▶ _TASK BRIEF_: Exactly as given, repeat all of the entries.

[Source records]
--- Begin ---

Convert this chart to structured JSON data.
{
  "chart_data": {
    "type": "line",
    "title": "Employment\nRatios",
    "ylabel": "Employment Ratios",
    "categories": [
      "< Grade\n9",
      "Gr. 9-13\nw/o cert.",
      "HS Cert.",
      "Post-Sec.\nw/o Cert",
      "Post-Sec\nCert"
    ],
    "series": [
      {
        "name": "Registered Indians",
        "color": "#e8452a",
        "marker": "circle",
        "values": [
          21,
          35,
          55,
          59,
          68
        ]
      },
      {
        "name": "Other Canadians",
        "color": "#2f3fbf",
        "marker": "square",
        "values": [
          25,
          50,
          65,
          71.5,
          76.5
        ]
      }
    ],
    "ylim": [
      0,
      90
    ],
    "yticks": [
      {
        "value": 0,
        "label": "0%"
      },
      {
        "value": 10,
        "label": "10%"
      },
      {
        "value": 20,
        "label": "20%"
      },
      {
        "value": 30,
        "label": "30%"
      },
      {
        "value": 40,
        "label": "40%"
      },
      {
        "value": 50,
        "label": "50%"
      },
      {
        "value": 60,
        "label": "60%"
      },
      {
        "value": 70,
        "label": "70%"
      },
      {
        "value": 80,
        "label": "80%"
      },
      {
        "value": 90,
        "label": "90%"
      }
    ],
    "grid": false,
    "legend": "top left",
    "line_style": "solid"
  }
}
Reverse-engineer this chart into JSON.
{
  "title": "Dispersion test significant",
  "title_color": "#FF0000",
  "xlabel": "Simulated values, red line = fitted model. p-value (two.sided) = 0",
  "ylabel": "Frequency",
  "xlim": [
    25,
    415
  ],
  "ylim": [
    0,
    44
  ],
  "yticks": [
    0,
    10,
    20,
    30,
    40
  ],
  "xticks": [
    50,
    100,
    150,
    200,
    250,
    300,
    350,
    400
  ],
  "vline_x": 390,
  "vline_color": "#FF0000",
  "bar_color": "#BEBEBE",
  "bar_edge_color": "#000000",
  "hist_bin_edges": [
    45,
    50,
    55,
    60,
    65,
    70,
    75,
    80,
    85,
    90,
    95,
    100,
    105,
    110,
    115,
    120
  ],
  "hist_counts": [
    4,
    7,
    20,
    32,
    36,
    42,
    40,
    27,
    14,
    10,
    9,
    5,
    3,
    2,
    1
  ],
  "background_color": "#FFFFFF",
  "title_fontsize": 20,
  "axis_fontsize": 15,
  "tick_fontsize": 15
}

--- End ---

▶ _CORRECT ANSWER_:
Convert this chart to structured JSON data.
{
  "chart_data": {
    "type": "line",
    "title": "Employment\nRatios",
    "ylabel": "Employment Ratios",
    "categories": [
      "< Grade\n9",
      "Gr. 9-13\nw/o cert.",
      "HS Cert.",
      "Post-Sec.\nw/o Cert",
      "Post-Sec\nCert"
    ],
    "series": [
      {
        "name": "Registered Indians",
        "color": "#e8452a",
        "marker": "circle",
        "values": [
          21,
          35,
          55,
          59,
          68
        ]
      },
      {
        "name": "Other Canadians",
        "color": "#2f3fbf",
        "marker": "square",
        "values": [
          25,
          50,
          65,
          71.5,
          76.5
        ]
      }
    ],
    "ylim": [
      0,
      90
    ],
    "yticks": [
      {
        "value": 0,
        "label": "0%"
      },
      {
        "value": 10,
        "label": "10%"
      },
      {
        "value": 20,
        "label": "20%"
      },
      {
        "value": 30,
        "label": "30%"
      },
      {
        "value": 40,
        "label": "40%"
      },
      {
        "value": 50,
        "label": "50%"
      },
      {
        "value": 60,
        "label": "60%"
      },
      {
        "value": 70,
        "label": "70%"
      },
      {
        "value": 80,
        "label": "80%"
      },
      {
        "value": 90,
        "label": "90%"
      }
    ],
    "grid": false,
    "legend": "top left",
    "line_style": "solid"
  }
}
Reverse-engineer this chart into JSON.
{
  "title": "Dispersion test significant",
  "title_color": "#FF0000",
  "xlabel": "Simulated values, red line = fitted model. p-value (two.sided) = 0",
  "ylabel": "Frequency",
  "xlim": [
    25,
    415
  ],
  "ylim": [
    0,
    44
  ],
  "yticks": [
    0,
    10,
    20,
    30,
    40
  ],
  "xticks": [
    50,
    100,
    150,
    200,
    250,
    300,
    350,
    400
  ],
  "vline_x": 390,
  "vline_color": "#FF0000",
  "bar_color": "#BEBEBE",
  "bar_edge_color": "#000000",
  "hist_bin_edges": [
    45,
    50,
    55,
    60,
    65,
    70,
    75,
    80,
    85,
    90,
    95,
    100,
    105,
    110,
    115,
    120
  ],
  "hist_counts": [
    4,
    7,
    20,
    32,
    36,
    42,
    40,
    27,
    14,
    10,
    9,
    5,
    3,
    2,
    1
  ],
  "background_color": "#FFFFFF",
  "title_fontsize": 20,
  "axis_fontsize": 15,
  "tick_fontsize": 15
}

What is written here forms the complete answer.